(Stored entries)

□ □ □ □

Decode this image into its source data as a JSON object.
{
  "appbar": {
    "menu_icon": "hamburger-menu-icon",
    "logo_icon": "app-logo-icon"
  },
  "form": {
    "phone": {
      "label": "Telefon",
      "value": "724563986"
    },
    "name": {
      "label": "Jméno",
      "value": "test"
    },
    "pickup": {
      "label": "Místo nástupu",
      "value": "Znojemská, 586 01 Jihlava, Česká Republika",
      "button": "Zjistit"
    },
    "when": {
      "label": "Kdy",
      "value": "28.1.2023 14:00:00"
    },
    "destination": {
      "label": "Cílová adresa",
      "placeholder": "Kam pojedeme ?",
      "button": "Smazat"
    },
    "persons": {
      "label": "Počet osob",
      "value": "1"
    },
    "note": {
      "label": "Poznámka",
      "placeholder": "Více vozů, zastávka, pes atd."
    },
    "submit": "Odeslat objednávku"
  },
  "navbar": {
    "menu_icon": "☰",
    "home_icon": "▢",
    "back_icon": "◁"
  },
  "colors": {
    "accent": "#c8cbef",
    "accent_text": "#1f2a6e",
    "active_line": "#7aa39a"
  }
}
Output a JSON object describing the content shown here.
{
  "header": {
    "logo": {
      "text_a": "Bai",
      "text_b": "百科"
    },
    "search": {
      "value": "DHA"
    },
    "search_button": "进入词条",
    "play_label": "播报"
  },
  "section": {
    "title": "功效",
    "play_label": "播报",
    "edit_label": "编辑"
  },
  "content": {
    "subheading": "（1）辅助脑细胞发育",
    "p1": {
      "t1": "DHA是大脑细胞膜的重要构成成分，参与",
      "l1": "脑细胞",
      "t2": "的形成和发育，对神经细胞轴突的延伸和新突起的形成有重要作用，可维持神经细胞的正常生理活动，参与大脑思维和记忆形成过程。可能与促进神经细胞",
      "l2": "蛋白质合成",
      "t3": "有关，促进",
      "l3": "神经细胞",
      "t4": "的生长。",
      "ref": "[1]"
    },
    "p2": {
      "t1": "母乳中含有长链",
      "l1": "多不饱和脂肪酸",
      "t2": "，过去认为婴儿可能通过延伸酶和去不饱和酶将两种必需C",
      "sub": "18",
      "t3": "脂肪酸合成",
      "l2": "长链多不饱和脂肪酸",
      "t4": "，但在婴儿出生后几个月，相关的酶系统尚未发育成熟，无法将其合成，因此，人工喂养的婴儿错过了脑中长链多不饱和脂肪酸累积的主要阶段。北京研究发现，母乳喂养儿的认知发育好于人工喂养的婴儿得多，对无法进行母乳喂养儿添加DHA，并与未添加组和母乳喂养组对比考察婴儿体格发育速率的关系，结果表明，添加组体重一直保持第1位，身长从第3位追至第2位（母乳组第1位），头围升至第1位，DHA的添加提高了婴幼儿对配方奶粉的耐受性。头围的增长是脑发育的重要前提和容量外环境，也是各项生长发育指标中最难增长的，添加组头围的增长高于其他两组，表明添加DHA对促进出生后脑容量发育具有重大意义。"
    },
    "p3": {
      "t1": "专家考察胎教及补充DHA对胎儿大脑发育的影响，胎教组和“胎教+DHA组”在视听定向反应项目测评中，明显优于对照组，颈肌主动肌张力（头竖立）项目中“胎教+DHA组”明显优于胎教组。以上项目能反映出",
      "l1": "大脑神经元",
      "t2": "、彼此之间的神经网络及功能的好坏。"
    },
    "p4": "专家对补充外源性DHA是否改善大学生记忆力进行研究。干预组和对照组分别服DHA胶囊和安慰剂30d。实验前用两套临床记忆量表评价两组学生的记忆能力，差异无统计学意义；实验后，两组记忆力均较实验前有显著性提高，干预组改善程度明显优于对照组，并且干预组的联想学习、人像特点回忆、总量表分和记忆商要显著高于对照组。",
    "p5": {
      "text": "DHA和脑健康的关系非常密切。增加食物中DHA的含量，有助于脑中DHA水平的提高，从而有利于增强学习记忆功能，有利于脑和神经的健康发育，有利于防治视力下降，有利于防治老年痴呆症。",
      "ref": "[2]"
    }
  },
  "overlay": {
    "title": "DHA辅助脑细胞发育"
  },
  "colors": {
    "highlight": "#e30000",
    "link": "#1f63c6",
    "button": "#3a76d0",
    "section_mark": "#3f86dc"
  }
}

□ □ □ □

# What is required
Repeat every line of the material exactly as given.

# Complete answer
Decode this image into its source data as a JSON object.
{
  "appbar": {
    "menu_icon": "hamburger-menu-icon",
    "logo_icon": "app-logo-icon"
  },
  "form": {
    "phone": {
      "label": "Telefon",
      "value": "724563986"
    },
    "name": {
      "label": "Jméno",
      "value": "test"
    },
    "pickup": {
      "label": "Místo nástupu",
      "value": "Znojemská, 586 01 Jihlava, Česká Republika",
      "button": "Zjistit"
    },
    "when": {
      "label": "Kdy",
      "value": "28.1.2023 14:00:00"
    },
    "destination": {
      "label": "Cílová adresa",
      "placeholder": "Kam pojedeme ?",
      "button": "Smazat"
    },
    "persons": {
      "label": "Počet osob",
      "value": "1"
    },
    "note": {
      "label": "Poznámka",
      "placeholder": "Více vozů, zastávka, pes atd."
    },
    "submit": "Odeslat objednávku"
  },
  "navbar": {
    "menu_icon": "☰",
    "home_icon": "▢",
    "back_icon": "◁"
  },
  "colors": {
    "accent": "#c8cbef",
    "accent_text": "#1f2a6e",
    "active_line": "#7aa39a"
  }
}
Output a JSON object describing the content shown here.
{
  "header": {
    "logo": {
      "text_a": "Bai",
      "text_b": "百科"
    },
    "search": {
      "value": "DHA"
    },
    "search_button": "进入词条",
    "play_label": "播报"
  },
  "section": {
    "title": "功效",
    "play_label": "播报",
    "edit_label": "编辑"
  },
  "content": {
    "subheading": "（1）辅助脑细胞发育",
    "p1": {
      "t1": "DHA是大脑细胞膜的重要构成成分，参与",
      "l1": "脑细胞",
      "t2": "的形成和发育，对神经细胞轴突的延伸和新突起的形成有重要作用，可维持神经细胞的正常生理活动，参与大脑思维和记忆形成过程。可能与促进神经细胞",
      "l2": "蛋白质合成",
      "t3": "有关，促进",
      "l3": "神经细胞",
      "t4": "的生长。",
      "ref": "[1]"
    },
    "p2": {
      "t1": "母乳中含有长链",
      "l1": "多不饱和脂肪酸",
      "t2": "，过去认为婴儿可能通过延伸酶和去不饱和酶将两种必需C",
      "sub": "18",
      "t3": "脂肪酸合成",
      "l2": "长链多不饱和脂肪酸",
      "t4": "，但在婴儿出生后几个月，相关的酶系统尚未发育成熟，无法将其合成，因此，人工喂养的婴儿错过了脑中长链多不饱和脂肪酸累积的主要阶段。北京研究发现，母乳喂养儿的认知发育好于人工喂养的婴儿得多，对无法进行母乳喂养儿添加DHA，并与未添加组和母乳喂养组对比考察婴儿体格发育速率的关系，结果表明，添加组体重一直保持第1位，身长从第3位追至第2位（母乳组第1位），头围升至第1位，DHA的添加提高了婴幼儿对配方奶粉的耐受性。头围的增长是脑发育的重要前提和容量外环境，也是各项生长发育指标中最难增长的，添加组头围的增长高于其他两组，表明添加DHA对促进出生后脑容量发育具有重大意义。"
    },
    "p3": {
      "t1": "专家考察胎教及补充DHA对胎儿大脑发育的影响，胎教组和“胎教+DHA组”在视听定向反应项目测评中，明显优于对照组，颈肌主动肌张力（头竖立）项目中“胎教+DHA组”明显优于胎教组。以上项目能反映出",
      "l1": "大脑神经元",
      "t2": "、彼此之间的神经网络及功能的好坏。"
    },
    "p4": "专家对补充外源性DHA是否改善大学生记忆力进行研究。干预组和对照组分别服DHA胶囊和安慰剂30d。实验前用两套临床记忆量表评价两组学生的记忆能力，差异无统计学意义；实验后，两组记忆力均较实验前有显著性提高，干预组改善程度明显优于对照组，并且干预组的联想学习、人像特点回忆、总量表分和记忆商要显著高于对照组。",
    "p5": {
      "text": "DHA和脑健康的关系非常密切。增加食物中DHA的含量，有助于脑中DHA水平的提高，从而有利于增强学习记忆功能，有利于脑和神经的健康发育，有利于防治视力下降，有利于防治老年痴呆症。",
      "ref": "[2]"
    }
  },
  "overlay": {
    "title": "DHA辅助脑细胞发育"
  },
  "colors": {
    "highlight": "#e30000",
    "link": "#1f63c6",
    "button": "#3a76d0",
    "section_mark": "#3f86dc"
  }
}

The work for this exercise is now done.